_Consigne_
Dans l'extrait sur la filière café, remplacez partout « régulateur » par « arbitre », puis recopiez la partie qui commence aux mots « Aujourd’hui, Cococa vend » et qui s'arrête après « fonctions de l’Odeca. ».

_Extrait_

════════════════

En réalité, la privatisation de la filière café a été mal conduite. On avait demandé que ce soient les producteurs eux-mêmes qui prennent la majorité des maillons de la filière et les contrôlent. Cela n’a pas été le cas. Heureusement, Adisco, avec les autres organisations comme Inades et la Confédération nationale des associations des caféiculteurs du Burundi (Cnac Murima w’Isangi) ont fourni des efforts pour accompagner les ménages à s’organiser en coopératives et à développer des stations de lavage.

C’est à ce moment que les coopératives se sont organisées en consortium Cococa (Consortium des coopératives de café) qui, maintenant, arrive à vendre du café. D’une manière générale, une partie de la filière a été quand même récupérée par les producteurs eux-mêmes.

Aujourd’hui, Cococa vend le café à un bon prix. Il rapporte toutes les devises à l’Etat à travers la Banque centrale. Un rapatriement parfait. Voilà un mécanisme qu’il fallait exploiter et privilégier. Malheureusement, Cococa n’est pas soutenu par l’Office pour le développement du café au Burundi (Odeca).

L’Odeca est en même temps régulateur et acheteur du café. Est-ce normal ?

L’office mis en place est en train de jouer en même temps le rôle d’acteur et le rôle de régulateur. C’est de l’amalgame. S’il continue de jouer ces deux rôles, on aura échoué comme la privatisation a raté. Je proposerais qu’il y ait un dialogue franc entre les partenaires concernés pour que l’on puisse clarifier les fonctions de l’Odeca.

════════════════

(Données de détection de la mise en page des documents)
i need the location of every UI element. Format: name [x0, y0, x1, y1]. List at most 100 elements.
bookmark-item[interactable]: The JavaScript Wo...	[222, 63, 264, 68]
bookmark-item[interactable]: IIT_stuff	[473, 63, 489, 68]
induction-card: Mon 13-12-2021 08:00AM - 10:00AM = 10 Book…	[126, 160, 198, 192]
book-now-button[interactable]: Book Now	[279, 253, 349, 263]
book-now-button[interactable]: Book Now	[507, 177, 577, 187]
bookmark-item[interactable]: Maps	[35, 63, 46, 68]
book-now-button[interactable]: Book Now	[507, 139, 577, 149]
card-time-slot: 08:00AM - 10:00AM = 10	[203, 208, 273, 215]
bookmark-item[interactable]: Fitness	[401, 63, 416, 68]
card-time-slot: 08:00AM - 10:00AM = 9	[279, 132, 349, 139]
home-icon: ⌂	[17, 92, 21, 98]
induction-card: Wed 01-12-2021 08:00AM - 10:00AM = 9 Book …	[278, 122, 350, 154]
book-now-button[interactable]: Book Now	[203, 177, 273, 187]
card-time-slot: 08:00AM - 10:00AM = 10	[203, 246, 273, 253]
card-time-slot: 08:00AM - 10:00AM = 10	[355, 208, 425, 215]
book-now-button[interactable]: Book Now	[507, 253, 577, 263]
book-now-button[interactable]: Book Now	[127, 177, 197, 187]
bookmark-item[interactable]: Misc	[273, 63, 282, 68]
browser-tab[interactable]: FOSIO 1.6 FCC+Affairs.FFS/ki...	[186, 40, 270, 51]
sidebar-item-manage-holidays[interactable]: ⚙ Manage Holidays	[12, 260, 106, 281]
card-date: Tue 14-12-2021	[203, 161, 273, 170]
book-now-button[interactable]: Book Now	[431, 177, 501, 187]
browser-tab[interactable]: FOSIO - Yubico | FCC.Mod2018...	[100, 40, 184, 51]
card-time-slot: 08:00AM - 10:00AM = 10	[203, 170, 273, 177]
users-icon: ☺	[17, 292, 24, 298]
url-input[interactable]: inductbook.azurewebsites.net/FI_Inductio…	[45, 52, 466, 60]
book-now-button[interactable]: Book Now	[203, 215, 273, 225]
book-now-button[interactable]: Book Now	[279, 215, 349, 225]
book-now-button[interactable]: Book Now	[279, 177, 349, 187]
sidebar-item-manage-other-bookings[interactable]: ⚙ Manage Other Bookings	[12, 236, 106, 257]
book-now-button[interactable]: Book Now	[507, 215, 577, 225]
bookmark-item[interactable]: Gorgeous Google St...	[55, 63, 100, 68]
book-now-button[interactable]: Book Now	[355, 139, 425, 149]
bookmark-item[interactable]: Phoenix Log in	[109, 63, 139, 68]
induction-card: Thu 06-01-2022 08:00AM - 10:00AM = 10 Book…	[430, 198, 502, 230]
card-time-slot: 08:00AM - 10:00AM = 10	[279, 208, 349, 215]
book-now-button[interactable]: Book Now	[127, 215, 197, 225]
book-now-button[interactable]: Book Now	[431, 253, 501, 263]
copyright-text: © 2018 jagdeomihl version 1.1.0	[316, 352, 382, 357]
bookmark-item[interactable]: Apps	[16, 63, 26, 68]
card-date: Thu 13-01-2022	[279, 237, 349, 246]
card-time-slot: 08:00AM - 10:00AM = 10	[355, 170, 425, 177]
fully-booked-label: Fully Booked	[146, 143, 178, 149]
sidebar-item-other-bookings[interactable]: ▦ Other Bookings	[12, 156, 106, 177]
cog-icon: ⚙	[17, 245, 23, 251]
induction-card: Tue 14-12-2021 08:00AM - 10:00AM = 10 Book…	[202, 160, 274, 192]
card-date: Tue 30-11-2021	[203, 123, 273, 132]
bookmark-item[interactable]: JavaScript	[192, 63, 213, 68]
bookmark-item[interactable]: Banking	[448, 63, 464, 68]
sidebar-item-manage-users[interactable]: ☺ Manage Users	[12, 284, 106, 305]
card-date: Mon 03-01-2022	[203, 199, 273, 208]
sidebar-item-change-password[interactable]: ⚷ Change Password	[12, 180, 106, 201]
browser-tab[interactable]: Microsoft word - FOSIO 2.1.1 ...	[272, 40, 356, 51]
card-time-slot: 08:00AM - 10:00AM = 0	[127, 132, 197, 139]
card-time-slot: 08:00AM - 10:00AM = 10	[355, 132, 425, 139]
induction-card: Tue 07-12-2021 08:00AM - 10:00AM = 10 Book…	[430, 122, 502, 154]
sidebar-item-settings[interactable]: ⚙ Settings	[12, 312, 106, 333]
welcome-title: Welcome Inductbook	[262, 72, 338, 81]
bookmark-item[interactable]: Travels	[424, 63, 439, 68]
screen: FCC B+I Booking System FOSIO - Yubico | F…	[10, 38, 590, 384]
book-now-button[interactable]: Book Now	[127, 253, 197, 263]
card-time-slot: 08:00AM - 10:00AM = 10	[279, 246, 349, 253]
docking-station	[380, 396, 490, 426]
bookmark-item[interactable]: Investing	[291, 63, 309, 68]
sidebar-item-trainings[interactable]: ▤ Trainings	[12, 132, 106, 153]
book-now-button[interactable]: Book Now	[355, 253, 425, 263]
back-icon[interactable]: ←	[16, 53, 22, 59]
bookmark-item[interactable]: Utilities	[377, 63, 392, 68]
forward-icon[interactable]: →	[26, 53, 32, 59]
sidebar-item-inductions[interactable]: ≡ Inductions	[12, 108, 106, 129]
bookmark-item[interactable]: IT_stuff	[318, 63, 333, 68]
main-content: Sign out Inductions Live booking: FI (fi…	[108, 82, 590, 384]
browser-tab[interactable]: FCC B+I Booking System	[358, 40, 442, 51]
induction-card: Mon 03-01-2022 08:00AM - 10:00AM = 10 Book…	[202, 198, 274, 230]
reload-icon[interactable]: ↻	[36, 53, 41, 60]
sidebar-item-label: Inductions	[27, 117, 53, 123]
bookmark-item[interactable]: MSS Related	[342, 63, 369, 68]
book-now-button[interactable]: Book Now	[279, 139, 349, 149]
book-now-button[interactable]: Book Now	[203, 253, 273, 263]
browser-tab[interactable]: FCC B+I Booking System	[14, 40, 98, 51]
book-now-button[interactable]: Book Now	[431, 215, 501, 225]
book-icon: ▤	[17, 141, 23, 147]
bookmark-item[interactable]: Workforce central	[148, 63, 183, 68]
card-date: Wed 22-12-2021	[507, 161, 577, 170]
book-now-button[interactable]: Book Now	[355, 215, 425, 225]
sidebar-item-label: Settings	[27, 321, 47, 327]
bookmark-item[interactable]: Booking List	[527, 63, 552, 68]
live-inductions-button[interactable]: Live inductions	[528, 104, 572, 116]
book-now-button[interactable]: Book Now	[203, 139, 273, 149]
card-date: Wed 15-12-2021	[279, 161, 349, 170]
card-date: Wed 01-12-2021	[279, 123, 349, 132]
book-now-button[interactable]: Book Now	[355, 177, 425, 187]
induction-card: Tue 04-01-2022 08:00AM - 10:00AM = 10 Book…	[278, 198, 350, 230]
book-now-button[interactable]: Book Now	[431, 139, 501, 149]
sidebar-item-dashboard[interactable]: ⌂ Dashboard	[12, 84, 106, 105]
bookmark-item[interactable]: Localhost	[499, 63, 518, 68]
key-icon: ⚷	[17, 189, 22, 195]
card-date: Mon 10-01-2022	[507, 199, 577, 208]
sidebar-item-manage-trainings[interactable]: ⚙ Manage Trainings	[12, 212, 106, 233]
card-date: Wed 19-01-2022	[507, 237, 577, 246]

════════════════

_Résultat_
Aujourd’hui, Cococa vend le café à un bon prix. Il rapporte toutes les devises à l’Etat à travers la Banque centrale. Un rapatriement parfait. Voilà un mécanisme qu’il fallait exploiter et privilégier. Malheureusement, Cococa n’est pas soutenu par l’Office pour le développement du café au Burundi (Odeca).

L’Odeca est en même temps arbitre et acheteur du café. Est-ce normal ?

L’office mis en place est en train de jouer en même temps le rôle d’acteur et le rôle de arbitre. C’est de l’amalgame. S’il continue de jouer ces deux rôles, on aura échoué comme la privatisation a raté. Je proposerais qu’il y ait un dialogue franc entre les partenaires concernés pour que l’on puisse clarifier les fonctions de l’Odeca.